>> Begin RECORDS SUPPLIED
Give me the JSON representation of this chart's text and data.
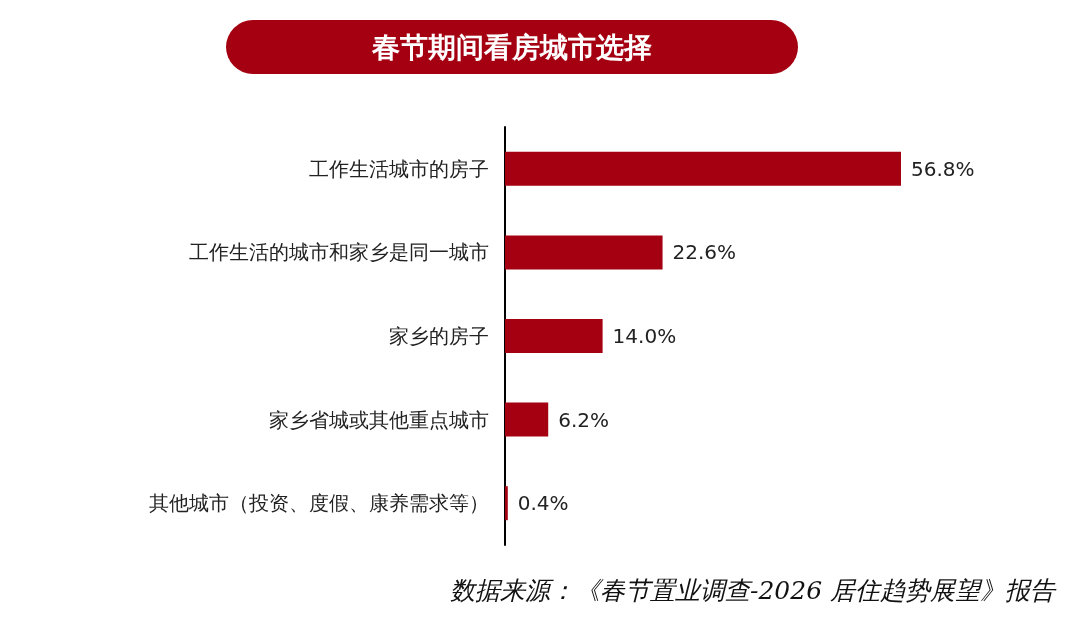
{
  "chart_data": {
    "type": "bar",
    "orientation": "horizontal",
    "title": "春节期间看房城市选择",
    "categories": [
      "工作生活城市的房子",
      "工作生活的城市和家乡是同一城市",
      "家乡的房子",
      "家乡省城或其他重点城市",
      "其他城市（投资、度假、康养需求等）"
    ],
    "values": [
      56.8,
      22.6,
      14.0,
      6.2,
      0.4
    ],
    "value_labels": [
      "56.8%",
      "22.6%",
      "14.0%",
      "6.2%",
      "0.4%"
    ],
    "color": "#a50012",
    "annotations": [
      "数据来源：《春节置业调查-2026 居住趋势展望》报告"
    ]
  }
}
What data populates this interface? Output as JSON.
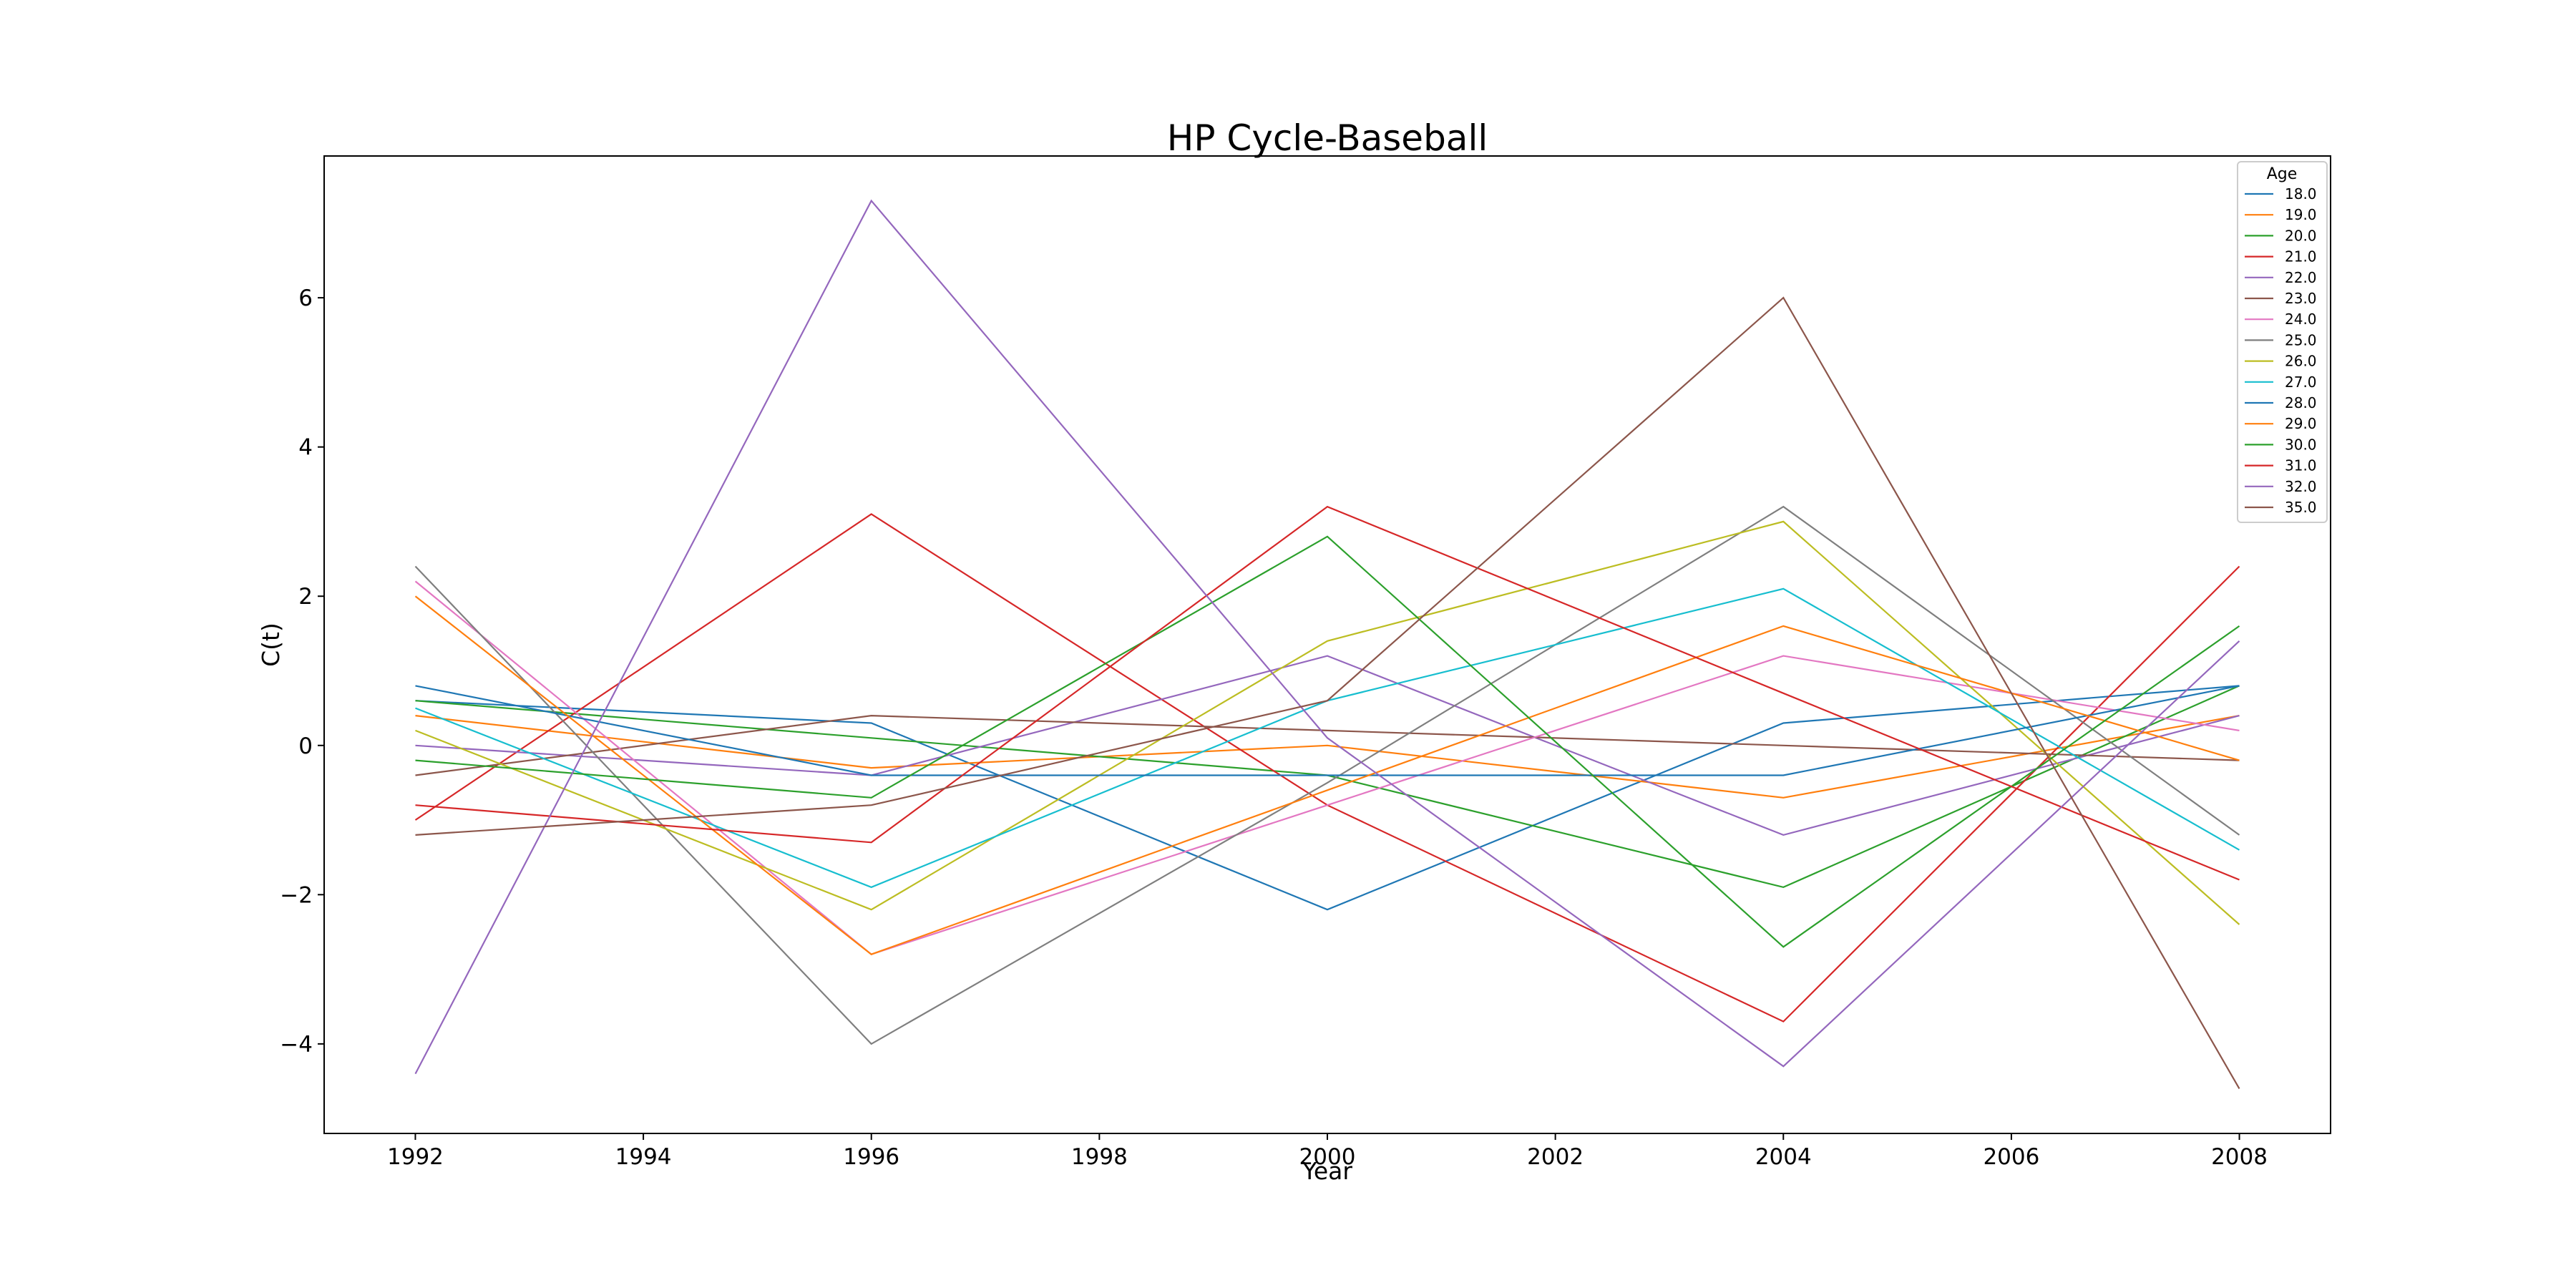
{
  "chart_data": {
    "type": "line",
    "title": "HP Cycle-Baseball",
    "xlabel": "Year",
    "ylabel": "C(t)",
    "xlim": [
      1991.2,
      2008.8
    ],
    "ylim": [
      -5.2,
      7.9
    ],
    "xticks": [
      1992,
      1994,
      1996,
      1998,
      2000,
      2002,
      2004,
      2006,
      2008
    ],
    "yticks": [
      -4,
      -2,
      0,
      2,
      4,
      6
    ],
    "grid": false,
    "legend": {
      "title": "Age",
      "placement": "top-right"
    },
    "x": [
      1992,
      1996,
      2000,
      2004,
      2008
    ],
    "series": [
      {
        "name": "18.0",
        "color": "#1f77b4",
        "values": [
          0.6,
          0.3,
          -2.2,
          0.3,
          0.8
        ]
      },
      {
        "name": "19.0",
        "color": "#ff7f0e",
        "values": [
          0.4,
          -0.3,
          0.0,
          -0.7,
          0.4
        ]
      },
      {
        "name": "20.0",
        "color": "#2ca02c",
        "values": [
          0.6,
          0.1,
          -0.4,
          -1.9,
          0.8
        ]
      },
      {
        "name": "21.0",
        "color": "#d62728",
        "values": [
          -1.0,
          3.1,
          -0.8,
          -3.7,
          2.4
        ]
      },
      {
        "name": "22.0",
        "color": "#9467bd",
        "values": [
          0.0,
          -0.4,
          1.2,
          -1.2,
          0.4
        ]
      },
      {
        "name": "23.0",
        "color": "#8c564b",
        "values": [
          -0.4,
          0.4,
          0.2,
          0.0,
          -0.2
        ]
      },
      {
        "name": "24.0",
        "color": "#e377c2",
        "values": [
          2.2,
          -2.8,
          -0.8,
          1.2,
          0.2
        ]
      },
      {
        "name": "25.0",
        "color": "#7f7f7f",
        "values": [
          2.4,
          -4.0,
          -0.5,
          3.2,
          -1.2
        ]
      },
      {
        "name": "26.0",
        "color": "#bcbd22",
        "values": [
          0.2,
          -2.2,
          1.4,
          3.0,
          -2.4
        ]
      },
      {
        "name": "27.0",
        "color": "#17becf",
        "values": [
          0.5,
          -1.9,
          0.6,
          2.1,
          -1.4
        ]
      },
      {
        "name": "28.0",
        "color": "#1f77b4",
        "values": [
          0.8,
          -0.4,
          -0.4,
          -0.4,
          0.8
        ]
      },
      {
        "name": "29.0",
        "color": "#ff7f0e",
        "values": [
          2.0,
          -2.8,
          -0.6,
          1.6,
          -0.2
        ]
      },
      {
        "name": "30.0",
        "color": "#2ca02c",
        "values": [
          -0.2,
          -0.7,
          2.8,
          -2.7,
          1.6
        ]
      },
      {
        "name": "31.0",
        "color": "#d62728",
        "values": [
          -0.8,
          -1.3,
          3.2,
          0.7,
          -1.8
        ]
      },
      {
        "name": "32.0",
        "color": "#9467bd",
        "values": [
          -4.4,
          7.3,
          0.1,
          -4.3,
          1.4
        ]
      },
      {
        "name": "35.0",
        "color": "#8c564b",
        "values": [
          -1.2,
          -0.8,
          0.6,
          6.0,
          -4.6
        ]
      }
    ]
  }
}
>> End RECORDS SUPPLIED
#### YOUR TASK:
Tally the lines of the material above that contain the word "title" and report the total alone.

#### THE RESPONSE:
3